• Given task: Output all of the data below exactly as given.
****************************************
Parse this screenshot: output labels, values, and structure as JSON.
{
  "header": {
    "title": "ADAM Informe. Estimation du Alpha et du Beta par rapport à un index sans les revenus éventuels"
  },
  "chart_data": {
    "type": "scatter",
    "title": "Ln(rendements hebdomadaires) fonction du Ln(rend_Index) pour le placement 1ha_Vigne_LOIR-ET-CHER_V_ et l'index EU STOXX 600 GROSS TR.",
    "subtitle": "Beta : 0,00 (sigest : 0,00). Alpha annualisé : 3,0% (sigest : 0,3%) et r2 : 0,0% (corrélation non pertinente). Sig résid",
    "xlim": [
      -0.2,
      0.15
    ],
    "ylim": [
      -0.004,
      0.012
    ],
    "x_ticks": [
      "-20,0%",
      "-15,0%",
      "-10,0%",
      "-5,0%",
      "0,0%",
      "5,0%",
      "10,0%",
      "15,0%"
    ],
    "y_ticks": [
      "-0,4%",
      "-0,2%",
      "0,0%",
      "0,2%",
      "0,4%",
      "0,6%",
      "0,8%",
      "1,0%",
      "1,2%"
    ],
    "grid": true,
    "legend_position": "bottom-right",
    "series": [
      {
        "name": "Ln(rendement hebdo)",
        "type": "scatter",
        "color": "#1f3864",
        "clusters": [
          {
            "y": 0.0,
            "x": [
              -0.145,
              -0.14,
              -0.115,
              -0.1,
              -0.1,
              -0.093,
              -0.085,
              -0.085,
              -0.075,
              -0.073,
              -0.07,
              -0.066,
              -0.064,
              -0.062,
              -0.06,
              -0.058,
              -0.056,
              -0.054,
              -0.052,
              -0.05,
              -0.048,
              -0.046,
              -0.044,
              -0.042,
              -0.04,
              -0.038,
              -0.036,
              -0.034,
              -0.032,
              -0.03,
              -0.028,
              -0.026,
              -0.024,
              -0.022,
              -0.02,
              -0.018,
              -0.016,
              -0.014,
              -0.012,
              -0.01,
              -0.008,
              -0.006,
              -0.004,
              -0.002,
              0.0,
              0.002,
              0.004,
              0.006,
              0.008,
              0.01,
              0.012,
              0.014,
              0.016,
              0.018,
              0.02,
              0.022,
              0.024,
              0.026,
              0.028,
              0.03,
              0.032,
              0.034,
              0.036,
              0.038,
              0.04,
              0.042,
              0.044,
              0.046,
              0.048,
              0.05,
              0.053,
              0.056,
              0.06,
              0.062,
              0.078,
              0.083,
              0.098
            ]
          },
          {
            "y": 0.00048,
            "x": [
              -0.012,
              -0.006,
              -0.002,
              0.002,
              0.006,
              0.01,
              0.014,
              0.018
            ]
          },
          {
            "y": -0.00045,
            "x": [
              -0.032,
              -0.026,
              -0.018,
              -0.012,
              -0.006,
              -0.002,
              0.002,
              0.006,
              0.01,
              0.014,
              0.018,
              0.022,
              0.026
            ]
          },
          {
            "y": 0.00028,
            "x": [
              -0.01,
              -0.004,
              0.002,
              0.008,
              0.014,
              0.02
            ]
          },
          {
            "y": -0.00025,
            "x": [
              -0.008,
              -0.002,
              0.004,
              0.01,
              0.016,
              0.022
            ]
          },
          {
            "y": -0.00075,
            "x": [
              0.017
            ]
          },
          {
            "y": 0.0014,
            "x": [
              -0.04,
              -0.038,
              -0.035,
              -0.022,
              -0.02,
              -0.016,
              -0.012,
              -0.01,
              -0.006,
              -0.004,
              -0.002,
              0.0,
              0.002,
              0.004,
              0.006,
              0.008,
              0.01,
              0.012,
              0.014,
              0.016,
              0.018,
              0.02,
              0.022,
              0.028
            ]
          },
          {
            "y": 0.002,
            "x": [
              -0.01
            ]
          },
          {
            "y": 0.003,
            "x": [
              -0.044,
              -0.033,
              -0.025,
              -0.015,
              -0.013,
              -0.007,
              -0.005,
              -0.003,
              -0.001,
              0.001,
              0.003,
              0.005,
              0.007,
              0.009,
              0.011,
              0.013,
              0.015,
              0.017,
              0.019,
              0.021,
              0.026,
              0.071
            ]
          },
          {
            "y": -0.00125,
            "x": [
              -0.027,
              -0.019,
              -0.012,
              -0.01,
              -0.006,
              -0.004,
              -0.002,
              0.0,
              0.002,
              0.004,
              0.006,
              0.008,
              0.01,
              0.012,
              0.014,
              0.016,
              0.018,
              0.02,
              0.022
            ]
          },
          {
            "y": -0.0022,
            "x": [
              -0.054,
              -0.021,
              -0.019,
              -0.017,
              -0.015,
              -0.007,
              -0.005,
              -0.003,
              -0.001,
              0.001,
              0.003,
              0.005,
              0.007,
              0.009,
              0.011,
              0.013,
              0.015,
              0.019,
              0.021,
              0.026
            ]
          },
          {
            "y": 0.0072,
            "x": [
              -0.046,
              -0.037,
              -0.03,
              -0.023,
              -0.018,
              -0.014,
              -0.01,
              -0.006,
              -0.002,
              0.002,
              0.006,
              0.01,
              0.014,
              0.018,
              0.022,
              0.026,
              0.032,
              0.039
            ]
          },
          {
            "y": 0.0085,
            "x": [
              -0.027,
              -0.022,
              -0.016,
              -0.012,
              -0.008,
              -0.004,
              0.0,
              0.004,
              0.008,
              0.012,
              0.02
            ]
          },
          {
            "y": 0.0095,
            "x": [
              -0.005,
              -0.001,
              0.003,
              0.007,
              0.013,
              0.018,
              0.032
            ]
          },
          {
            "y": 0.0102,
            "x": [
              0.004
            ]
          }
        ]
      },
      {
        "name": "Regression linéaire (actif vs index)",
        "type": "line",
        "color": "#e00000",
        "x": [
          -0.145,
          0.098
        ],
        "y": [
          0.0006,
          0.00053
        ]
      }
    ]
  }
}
****************************************
• Full response:
Parse this screenshot: output labels, values, and structure as JSON.
{
  "header": {
    "title": "ADAM Informe. Estimation du Alpha et du Beta par rapport à un index sans les revenus éventuels"
  },
  "chart_data": {
    "type": "scatter",
    "title": "Ln(rendements hebdomadaires) fonction du Ln(rend_Index) pour le placement 1ha_Vigne_LOIR-ET-CHER_V_ et l'index EU STOXX 600 GROSS TR.",
    "subtitle": "Beta : 0,00 (sigest : 0,00). Alpha annualisé : 3,0% (sigest : 0,3%) et r2 : 0,0% (corrélation non pertinente). Sig résid",
    "xlim": [
      -0.2,
      0.15
    ],
    "ylim": [
      -0.004,
      0.012
    ],
    "x_ticks": [
      "-20,0%",
      "-15,0%",
      "-10,0%",
      "-5,0%",
      "0,0%",
      "5,0%",
      "10,0%",
      "15,0%"
    ],
    "y_ticks": [
      "-0,4%",
      "-0,2%",
      "0,0%",
      "0,2%",
      "0,4%",
      "0,6%",
      "0,8%",
      "1,0%",
      "1,2%"
    ],
    "grid": true,
    "legend_position": "bottom-right",
    "series": [
      {
        "name": "Ln(rendement hebdo)",
        "type": "scatter",
        "color": "#1f3864",
        "clusters": [
          {
            "y": 0.0,
            "x": [
              -0.145,
              -0.14,
              -0.115,
              -0.1,
              -0.1,
              -0.093,
              -0.085,
              -0.085,
              -0.075,
              -0.073,
              -0.07,
              -0.066,
              -0.064,
              -0.062,
              -0.06,
              -0.058,
              -0.056,
              -0.054,
              -0.052,
              -0.05,
              -0.048,
              -0.046,
              -0.044,
              -0.042,
              -0.04,
              -0.038,
              -0.036,
              -0.034,
              -0.032,
              -0.03,
              -0.028,
              -0.026,
              -0.024,
              -0.022,
              -0.02,
              -0.018,
              -0.016,
              -0.014,
              -0.012,
              -0.01,
              -0.008,
              -0.006,
              -0.004,
              -0.002,
              0.0,
              0.002,
              0.004,
              0.006,
              0.008,
              0.01,
              0.012,
              0.014,
              0.016,
              0.018,
              0.02,
              0.022,
              0.024,
              0.026,
              0.028,
              0.03,
              0.032,
              0.034,
              0.036,
              0.038,
              0.04,
              0.042,
              0.044,
              0.046,
              0.048,
              0.05,
              0.053,
              0.056,
              0.06,
              0.062,
              0.078,
              0.083,
              0.098
            ]
          },
          {
            "y": 0.00048,
            "x": [
              -0.012,
              -0.006,
              -0.002,
              0.002,
              0.006,
              0.01,
              0.014,
              0.018
            ]
          },
          {
            "y": -0.00045,
            "x": [
              -0.032,
              -0.026,
              -0.018,
              -0.012,
              -0.006,
              -0.002,
              0.002,
              0.006,
              0.01,
              0.014,
              0.018,
              0.022,
              0.026
            ]
          },
          {
            "y": 0.00028,
            "x": [
              -0.01,
              -0.004,
              0.002,
              0.008,
              0.014,
              0.02
            ]
          },
          {
            "y": -0.00025,
            "x": [
              -0.008,
              -0.002,
              0.004,
              0.01,
              0.016,
              0.022
            ]
          },
          {
            "y": -0.00075,
            "x": [
              0.017
            ]
          },
          {
            "y": 0.0014,
            "x": [
              -0.04,
              -0.038,
              -0.035,
              -0.022,
              -0.02,
              -0.016,
              -0.012,
              -0.01,
              -0.006,
              -0.004,
              -0.002,
              0.0,
              0.002,
              0.004,
              0.006,
              0.008,
              0.01,
              0.012,
              0.014,
              0.016,
              0.018,
              0.02,
              0.022,
              0.028
            ]
          },
          {
            "y": 0.002,
            "x": [
              -0.01
            ]
          },
          {
            "y": 0.003,
            "x": [
              -0.044,
              -0.033,
              -0.025,
              -0.015,
              -0.013,
              -0.007,
              -0.005,
              -0.003,
              -0.001,
              0.001,
              0.003,
              0.005,
              0.007,
              0.009,
              0.011,
              0.013,
              0.015,
              0.017,
              0.019,
              0.021,
              0.026,
              0.071
            ]
          },
          {
            "y": -0.00125,
            "x": [
              -0.027,
              -0.019,
              -0.012,
              -0.01,
              -0.006,
              -0.004,
              -0.002,
              0.0,
              0.002,
              0.004,
              0.006,
              0.008,
              0.01,
              0.012,
              0.014,
              0.016,
              0.018,
              0.02,
              0.022
            ]
          },
          {
            "y": -0.0022,
            "x": [
              -0.054,
              -0.021,
              -0.019,
              -0.017,
              -0.015,
              -0.007,
              -0.005,
              -0.003,
              -0.001,
              0.001,
              0.003,
              0.005,
              0.007,
              0.009,
              0.011,
              0.013,
              0.015,
              0.019,
              0.021,
              0.026
            ]
          },
          {
            "y": 0.0072,
            "x": [
              -0.046,
              -0.037,
              -0.03,
              -0.023,
              -0.018,
              -0.014,
              -0.01,
              -0.006,
              -0.002,
              0.002,
              0.006,
              0.01,
              0.014,
              0.018,
              0.022,
              0.026,
              0.032,
              0.039
            ]
          },
          {
            "y": 0.0085,
            "x": [
              -0.027,
              -0.022,
              -0.016,
              -0.012,
              -0.008,
              -0.004,
              0.0,
              0.004,
              0.008,
              0.012,
              0.02
            ]
          },
          {
            "y": 0.0095,
            "x": [
              -0.005,
              -0.001,
              0.003,
              0.007,
              0.013,
              0.018,
              0.032
            ]
          },
          {
            "y": 0.0102,
            "x": [
              0.004
            ]
          }
        ]
      },
      {
        "name": "Regression linéaire (actif vs index)",
        "type": "line",
        "color": "#e00000",
        "x": [
          -0.145,
          0.098
        ],
        "y": [
          0.0006,
          0.00053
        ]
      }
    ]
  }
}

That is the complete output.